PROVIDED DATA start

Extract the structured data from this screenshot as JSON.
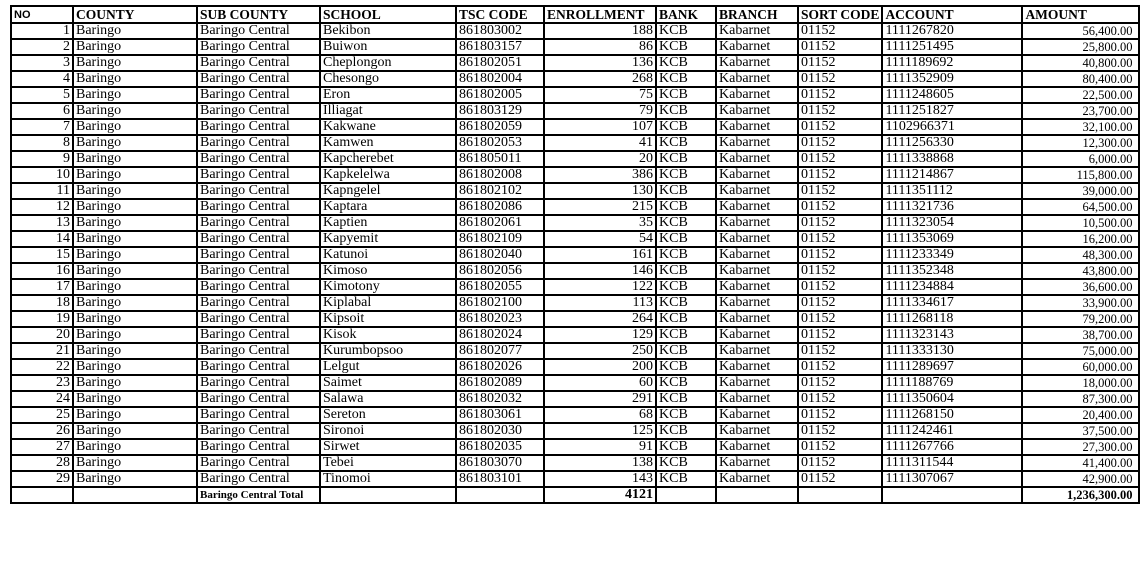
{
  "columns": [
    "NO",
    "COUNTY",
    "SUB COUNTY",
    "SCHOOL",
    "TSC CODE",
    "ENROLLMENT",
    "BANK",
    "BRANCH",
    "SORT CODE",
    "ACCOUNT",
    "AMOUNT"
  ],
  "rows": [
    [
      "1",
      "Baringo",
      "Baringo Central",
      "Bekibon",
      "861803002",
      "188",
      "KCB",
      "Kabarnet",
      "01152",
      "1111267820",
      "56,400.00"
    ],
    [
      "2",
      "Baringo",
      "Baringo Central",
      "Buiwon",
      "861803157",
      "86",
      "KCB",
      "Kabarnet",
      "01152",
      "1111251495",
      "25,800.00"
    ],
    [
      "3",
      "Baringo",
      "Baringo Central",
      "Cheplongon",
      "861802051",
      "136",
      "KCB",
      "Kabarnet",
      "01152",
      "1111189692",
      "40,800.00"
    ],
    [
      "4",
      "Baringo",
      "Baringo Central",
      "Chesongo",
      "861802004",
      "268",
      "KCB",
      "Kabarnet",
      "01152",
      "1111352909",
      "80,400.00"
    ],
    [
      "5",
      "Baringo",
      "Baringo Central",
      "Eron",
      "861802005",
      "75",
      "KCB",
      "Kabarnet",
      "01152",
      "1111248605",
      "22,500.00"
    ],
    [
      "6",
      "Baringo",
      "Baringo Central",
      "Illiagat",
      "861803129",
      "79",
      "KCB",
      "Kabarnet",
      "01152",
      "1111251827",
      "23,700.00"
    ],
    [
      "7",
      "Baringo",
      "Baringo Central",
      "Kakwane",
      "861802059",
      "107",
      "KCB",
      "Kabarnet",
      "01152",
      "1102966371",
      "32,100.00"
    ],
    [
      "8",
      "Baringo",
      "Baringo Central",
      "Kamwen",
      "861802053",
      "41",
      "KCB",
      "Kabarnet",
      "01152",
      "1111256330",
      "12,300.00"
    ],
    [
      "9",
      "Baringo",
      "Baringo Central",
      "Kapcherebet",
      "861805011",
      "20",
      "KCB",
      "Kabarnet",
      "01152",
      "1111338868",
      "6,000.00"
    ],
    [
      "10",
      "Baringo",
      "Baringo Central",
      "Kapkelelwa",
      "861802008",
      "386",
      "KCB",
      "Kabarnet",
      "01152",
      "1111214867",
      "115,800.00"
    ],
    [
      "11",
      "Baringo",
      "Baringo Central",
      "Kapngelel",
      "861802102",
      "130",
      "KCB",
      "Kabarnet",
      "01152",
      "1111351112",
      "39,000.00"
    ],
    [
      "12",
      "Baringo",
      "Baringo Central",
      "Kaptara",
      "861802086",
      "215",
      "KCB",
      "Kabarnet",
      "01152",
      "1111321736",
      "64,500.00"
    ],
    [
      "13",
      "Baringo",
      "Baringo Central",
      "Kaptien",
      "861802061",
      "35",
      "KCB",
      "Kabarnet",
      "01152",
      "1111323054",
      "10,500.00"
    ],
    [
      "14",
      "Baringo",
      "Baringo Central",
      "Kapyemit",
      "861802109",
      "54",
      "KCB",
      "Kabarnet",
      "01152",
      "1111353069",
      "16,200.00"
    ],
    [
      "15",
      "Baringo",
      "Baringo Central",
      "Katunoi",
      "861802040",
      "161",
      "KCB",
      "Kabarnet",
      "01152",
      "1111233349",
      "48,300.00"
    ],
    [
      "16",
      "Baringo",
      "Baringo Central",
      "Kimoso",
      "861802056",
      "146",
      "KCB",
      "Kabarnet",
      "01152",
      "1111352348",
      "43,800.00"
    ],
    [
      "17",
      "Baringo",
      "Baringo Central",
      "Kimotony",
      "861802055",
      "122",
      "KCB",
      "Kabarnet",
      "01152",
      "1111234884",
      "36,600.00"
    ],
    [
      "18",
      "Baringo",
      "Baringo Central",
      "Kiplabal",
      "861802100",
      "113",
      "KCB",
      "Kabarnet",
      "01152",
      "1111334617",
      "33,900.00"
    ],
    [
      "19",
      "Baringo",
      "Baringo Central",
      "Kipsoit",
      "861802023",
      "264",
      "KCB",
      "Kabarnet",
      "01152",
      "1111268118",
      "79,200.00"
    ],
    [
      "20",
      "Baringo",
      "Baringo Central",
      "Kisok",
      "861802024",
      "129",
      "KCB",
      "Kabarnet",
      "01152",
      "1111323143",
      "38,700.00"
    ],
    [
      "21",
      "Baringo",
      "Baringo Central",
      "Kurumbopsoo",
      "861802077",
      "250",
      "KCB",
      "Kabarnet",
      "01152",
      "1111333130",
      "75,000.00"
    ],
    [
      "22",
      "Baringo",
      "Baringo Central",
      "Lelgut",
      "861802026",
      "200",
      "KCB",
      "Kabarnet",
      "01152",
      "1111289697",
      "60,000.00"
    ],
    [
      "23",
      "Baringo",
      "Baringo Central",
      "Saimet",
      "861802089",
      "60",
      "KCB",
      "Kabarnet",
      "01152",
      "1111188769",
      "18,000.00"
    ],
    [
      "24",
      "Baringo",
      "Baringo Central",
      "Salawa",
      "861802032",
      "291",
      "KCB",
      "Kabarnet",
      "01152",
      "1111350604",
      "87,300.00"
    ],
    [
      "25",
      "Baringo",
      "Baringo Central",
      "Sereton",
      "861803061",
      "68",
      "KCB",
      "Kabarnet",
      "01152",
      "1111268150",
      "20,400.00"
    ],
    [
      "26",
      "Baringo",
      "Baringo Central",
      "Sironoi",
      "861802030",
      "125",
      "KCB",
      "Kabarnet",
      "01152",
      "1111242461",
      "37,500.00"
    ],
    [
      "27",
      "Baringo",
      "Baringo Central",
      "Sirwet",
      "861802035",
      "91",
      "KCB",
      "Kabarnet",
      "01152",
      "1111267766",
      "27,300.00"
    ],
    [
      "28",
      "Baringo",
      "Baringo Central",
      "Tebei",
      "861803070",
      "138",
      "KCB",
      "Kabarnet",
      "01152",
      "1111311544",
      "41,400.00"
    ],
    [
      "29",
      "Baringo",
      "Baringo Central",
      "Tinomoi",
      "861803101",
      "143",
      "KCB",
      "Kabarnet",
      "01152",
      "1111307067",
      "42,900.00"
    ]
  ],
  "total": {
    "label": "Baringo Central Total",
    "enrollment": "4121",
    "amount": "1,236,300.00"
  }
}
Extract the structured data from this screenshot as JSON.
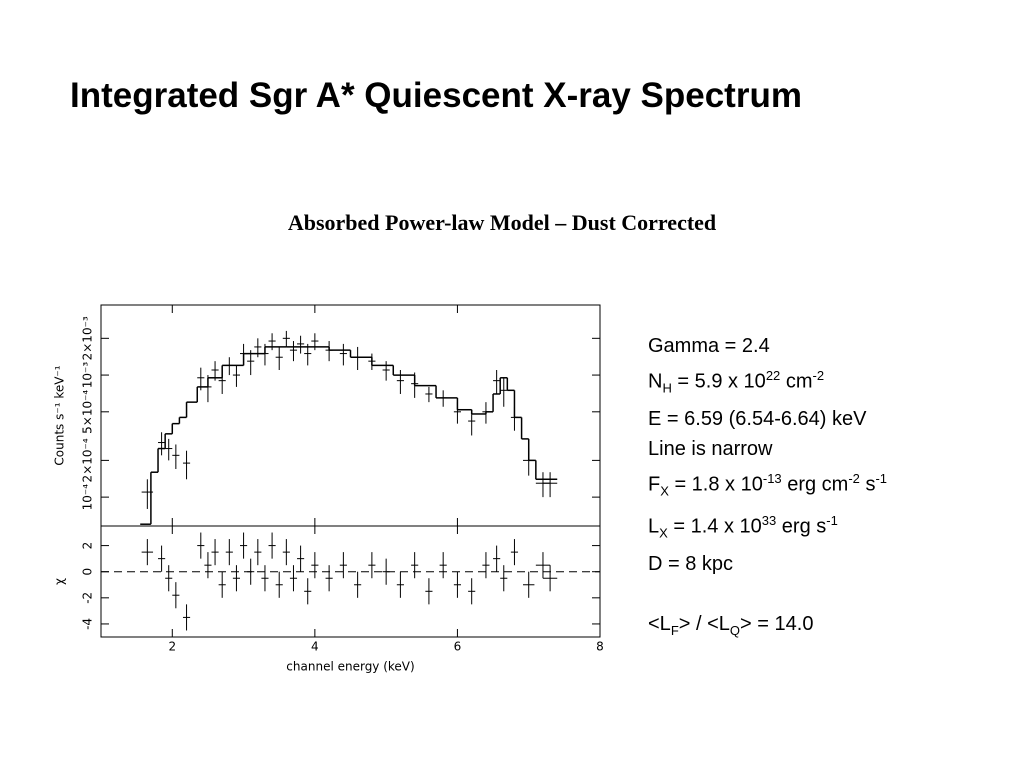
{
  "title": "Integrated Sgr A* Quiescent X-ray Spectrum",
  "subtitle": "Absorbed Power-law Model – Dust Corrected",
  "params": [
    [
      "Gamma = 2.4"
    ],
    [
      "N",
      {
        "sub": "H"
      },
      " = 5.9 x 10",
      {
        "sup": "22"
      },
      " cm",
      {
        "sup": "-2"
      }
    ],
    [
      "E = 6.59 (6.54-6.64) keV"
    ],
    [
      "Line is narrow"
    ],
    [
      "F",
      {
        "sub": "X"
      },
      " = 1.8 x 10",
      {
        "sup": "-13"
      },
      " erg cm",
      {
        "sup": "-2"
      },
      " s",
      {
        "sup": "-1"
      }
    ],
    [
      "L",
      {
        "sub": "X"
      },
      " = 1.4 x 10",
      {
        "sup": "33"
      },
      " erg s",
      {
        "sup": "-1"
      }
    ],
    [
      "D = 8 kpc"
    ],
    [
      "<L",
      {
        "sub": "F"
      },
      "> / <L",
      {
        "sub": "Q"
      },
      "> = 14.0"
    ]
  ],
  "chart_data": [
    {
      "type": "errorbar",
      "yscale": "log",
      "ylabel": "Counts s⁻¹ keV⁻¹",
      "xlim": [
        1,
        8
      ],
      "xticks": [
        2,
        4,
        6,
        8
      ],
      "ylim": [
        5.8e-05,
        0.00375
      ],
      "yticks": [
        {
          "value": 0.0001,
          "label": "10⁻⁴"
        },
        {
          "value": 0.0002,
          "label": "2×10⁻⁴"
        },
        {
          "value": 0.0005,
          "label": "5×10⁻⁴"
        },
        {
          "value": 0.001,
          "label": "10⁻³"
        },
        {
          "value": 0.002,
          "label": "2×10⁻³"
        }
      ],
      "series": [
        {
          "type": "errorbar",
          "color": "#000000",
          "x": [
            1.65,
            1.85,
            1.95,
            2.05,
            2.2,
            2.4,
            2.5,
            2.6,
            2.7,
            2.8,
            2.9,
            3.0,
            3.1,
            3.2,
            3.3,
            3.4,
            3.5,
            3.6,
            3.7,
            3.8,
            3.9,
            4.0,
            4.2,
            4.4,
            4.6,
            4.8,
            5.0,
            5.2,
            5.4,
            5.6,
            5.8,
            6.0,
            6.2,
            6.4,
            6.55,
            6.65,
            6.8,
            7.0,
            7.2,
            7.3
          ],
          "xerr": [
            0.08,
            0.05,
            0.05,
            0.05,
            0.05,
            0.05,
            0.05,
            0.05,
            0.05,
            0.05,
            0.05,
            0.05,
            0.05,
            0.05,
            0.05,
            0.05,
            0.05,
            0.05,
            0.05,
            0.05,
            0.05,
            0.05,
            0.05,
            0.05,
            0.05,
            0.05,
            0.05,
            0.05,
            0.05,
            0.05,
            0.05,
            0.05,
            0.05,
            0.05,
            0.05,
            0.05,
            0.05,
            0.08,
            0.1,
            0.1
          ],
          "values": [
            0.00011,
            0.00028,
            0.00025,
            0.00022,
            0.00019,
            0.00095,
            0.0008,
            0.0011,
            0.0009,
            0.0012,
            0.001,
            0.0015,
            0.0013,
            0.0017,
            0.0015,
            0.0019,
            0.0014,
            0.002,
            0.0016,
            0.0018,
            0.0015,
            0.0019,
            0.0016,
            0.0015,
            0.0014,
            0.0013,
            0.0011,
            0.0009,
            0.00085,
            0.0007,
            0.00065,
            0.0005,
            0.00042,
            0.0005,
            0.0009,
            0.00075,
            0.00045,
            0.0002,
            0.00013,
            0.00013
          ],
          "yerr": [
            3e-05,
            6e-05,
            5e-05,
            5e-05,
            5e-05,
            0.0002,
            0.0002,
            0.0002,
            0.0002,
            0.0002,
            0.0002,
            0.0003,
            0.0003,
            0.0003,
            0.0003,
            0.0003,
            0.0003,
            0.0003,
            0.0003,
            0.0003,
            0.0003,
            0.0003,
            0.0003,
            0.0003,
            0.0003,
            0.0002,
            0.0002,
            0.0002,
            0.0002,
            0.0001,
            0.0001,
            0.0001,
            0.0001,
            0.0001,
            0.0002,
            0.0002,
            0.0001,
            5e-05,
            3e-05,
            3e-05
          ]
        },
        {
          "type": "step",
          "color": "#000000",
          "x": [
            1.55,
            1.7,
            1.8,
            1.9,
            2.0,
            2.1,
            2.2,
            2.35,
            2.5,
            2.7,
            3.0,
            3.3,
            3.6,
            3.9,
            4.2,
            4.5,
            4.8,
            5.1,
            5.4,
            5.7,
            6.0,
            6.2,
            6.4,
            6.5,
            6.6,
            6.7,
            6.8,
            6.9,
            7.0,
            7.1,
            7.4
          ],
          "values": [
            6e-05,
            0.00016,
            0.00025,
            0.00033,
            0.0004,
            0.00045,
            0.0006,
            0.0008,
            0.00095,
            0.0012,
            0.0015,
            0.0017,
            0.0017,
            0.0017,
            0.0016,
            0.0014,
            0.0012,
            0.001,
            0.00082,
            0.00065,
            0.00052,
            0.00048,
            0.0005,
            0.0007,
            0.00095,
            0.00075,
            0.00045,
            0.0003,
            0.0002,
            0.00014,
            0.00014
          ]
        }
      ]
    },
    {
      "type": "errorbar",
      "ylabel": "χ",
      "xlabel": "channel energy (keV)",
      "xlim": [
        1,
        8
      ],
      "xticks": [
        2,
        4,
        6,
        8
      ],
      "ylim": [
        -5,
        3.5
      ],
      "yticks": [
        -4,
        -2,
        0,
        2
      ],
      "reference_line": 0,
      "series": [
        {
          "type": "errorbar",
          "color": "#000000",
          "x": [
            1.65,
            1.85,
            1.95,
            2.05,
            2.2,
            2.4,
            2.5,
            2.6,
            2.7,
            2.8,
            2.9,
            3.0,
            3.1,
            3.2,
            3.3,
            3.4,
            3.5,
            3.6,
            3.7,
            3.8,
            3.9,
            4.0,
            4.2,
            4.4,
            4.6,
            4.8,
            5.0,
            5.2,
            5.4,
            5.6,
            5.8,
            6.0,
            6.2,
            6.4,
            6.55,
            6.65,
            6.8,
            7.0,
            7.2,
            7.3
          ],
          "xerr": [
            0.08,
            0.05,
            0.05,
            0.05,
            0.05,
            0.05,
            0.05,
            0.05,
            0.05,
            0.05,
            0.05,
            0.05,
            0.05,
            0.05,
            0.05,
            0.05,
            0.05,
            0.05,
            0.05,
            0.05,
            0.05,
            0.05,
            0.05,
            0.05,
            0.05,
            0.05,
            0.05,
            0.05,
            0.05,
            0.05,
            0.05,
            0.05,
            0.05,
            0.05,
            0.05,
            0.05,
            0.05,
            0.08,
            0.1,
            0.1
          ],
          "values": [
            1.5,
            1.0,
            -0.5,
            -1.8,
            -3.5,
            2.0,
            0.5,
            1.5,
            -1.0,
            1.5,
            -0.5,
            2.0,
            0.0,
            1.5,
            -0.5,
            2.0,
            -1.0,
            1.5,
            -0.5,
            1.0,
            -1.5,
            0.5,
            -0.5,
            0.5,
            -1.0,
            0.5,
            0.0,
            -1.0,
            0.5,
            -1.5,
            0.5,
            -1.0,
            -1.5,
            0.5,
            1.0,
            -0.5,
            1.5,
            -1.0,
            0.5,
            -0.5
          ],
          "yerr": [
            1,
            1,
            1,
            1,
            1,
            1,
            1,
            1,
            1,
            1,
            1,
            1,
            1,
            1,
            1,
            1,
            1,
            1,
            1,
            1,
            1,
            1,
            1,
            1,
            1,
            1,
            1,
            1,
            1,
            1,
            1,
            1,
            1,
            1,
            1,
            1,
            1,
            1,
            1,
            1
          ]
        }
      ]
    }
  ]
}
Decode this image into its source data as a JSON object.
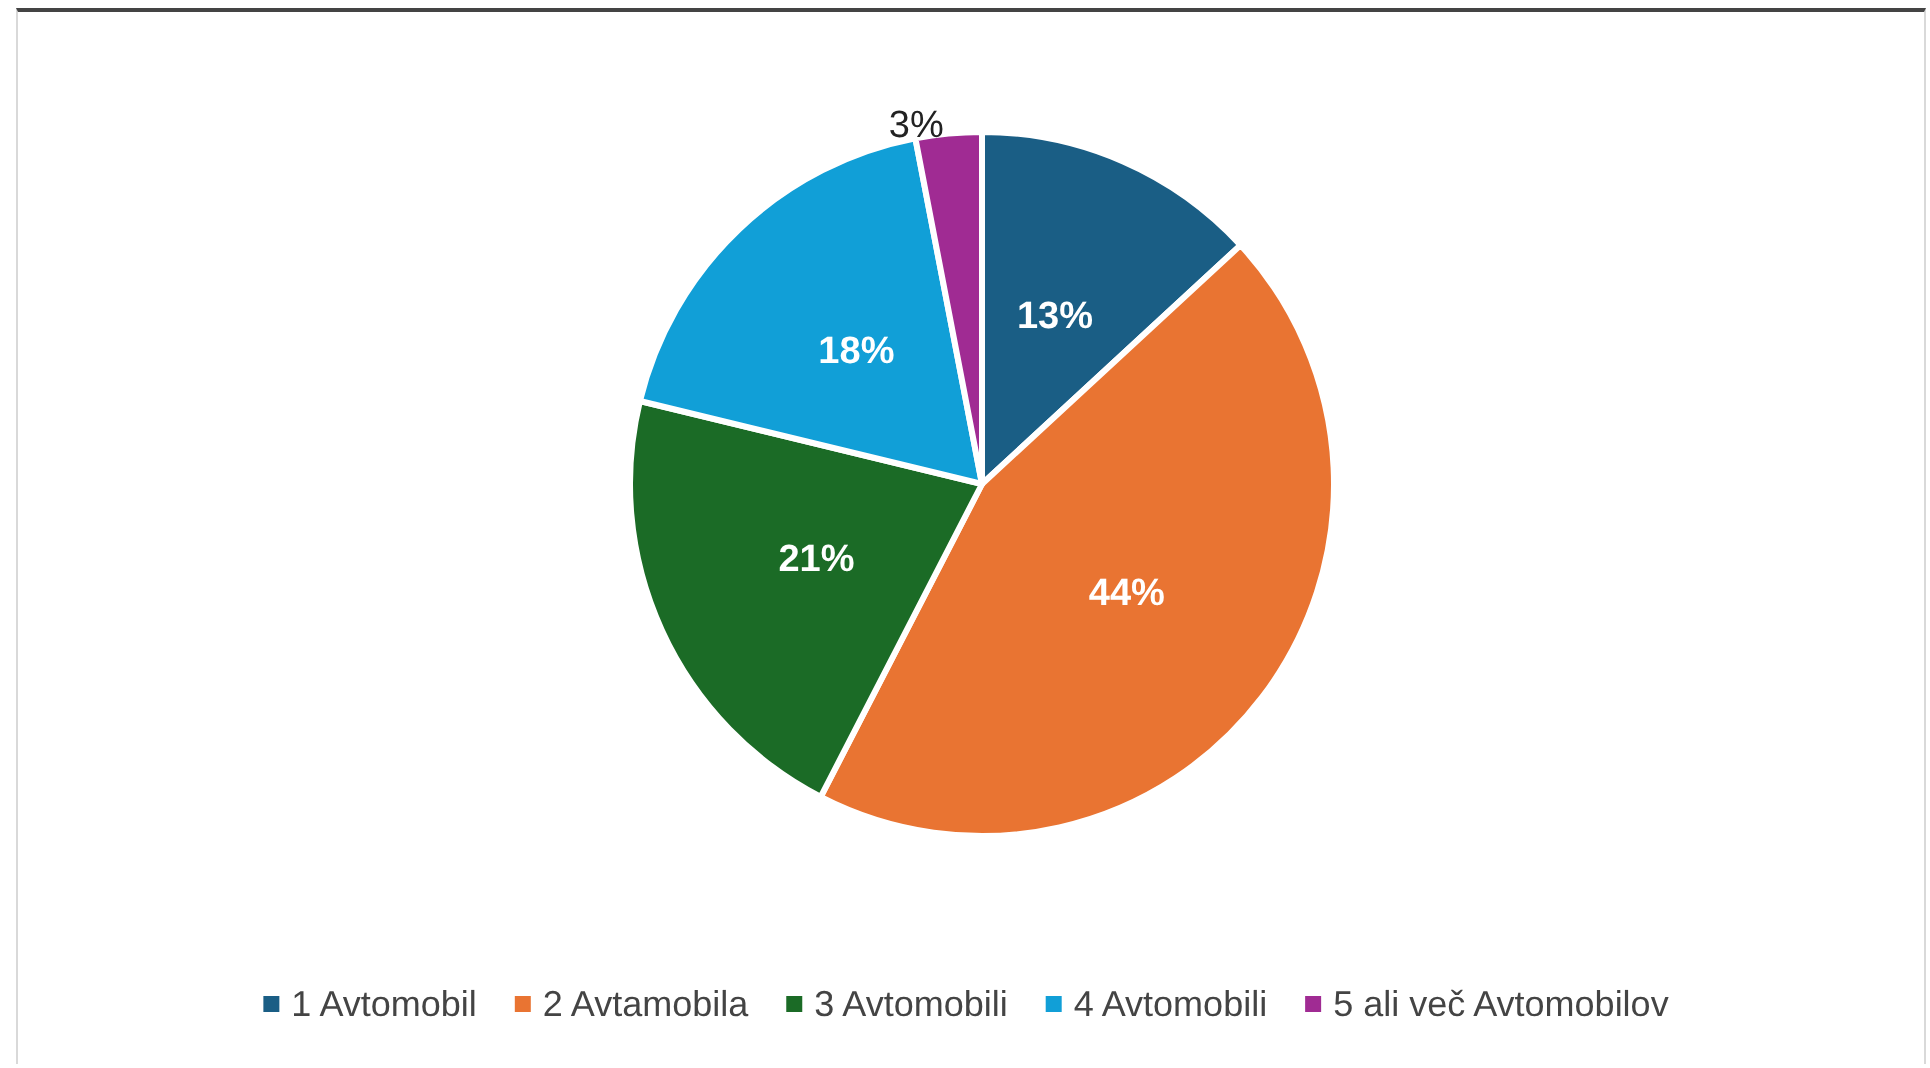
{
  "chart_data": {
    "type": "pie",
    "categories": [
      "1 Avtomobil",
      "2 Avtamobila",
      "3 Avtomobili",
      "4 Avtomobili",
      "5 ali več Avtomobilov"
    ],
    "values": [
      13,
      44,
      21,
      18,
      3
    ],
    "value_labels": [
      "13%",
      "44%",
      "21%",
      "18%",
      "3%"
    ],
    "colors": [
      "#1a5e85",
      "#e97432",
      "#1b6b26",
      "#119fd7",
      "#a02b93"
    ],
    "legend": "bottom"
  }
}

PROVIDED DATA end

#### WORK REQUIRED
Reproduce the listing above from the line that contains "Decode this image" through its final line, exactly and with nothing added. Omit the images.

#### CORRECT RESPONSE
Decode this image into its source data as a JSON object.
{
  "chart_data": {
    "type": "pie",
    "categories": [
      "1 Avtomobil",
      "2 Avtamobila",
      "3 Avtomobili",
      "4 Avtomobili",
      "5 ali več Avtomobilov"
    ],
    "values": [
      13,
      44,
      21,
      18,
      3
    ],
    "value_labels": [
      "13%",
      "44%",
      "21%",
      "18%",
      "3%"
    ],
    "colors": [
      "#1a5e85",
      "#e97432",
      "#1b6b26",
      "#119fd7",
      "#a02b93"
    ],
    "legend": "bottom"
  }
}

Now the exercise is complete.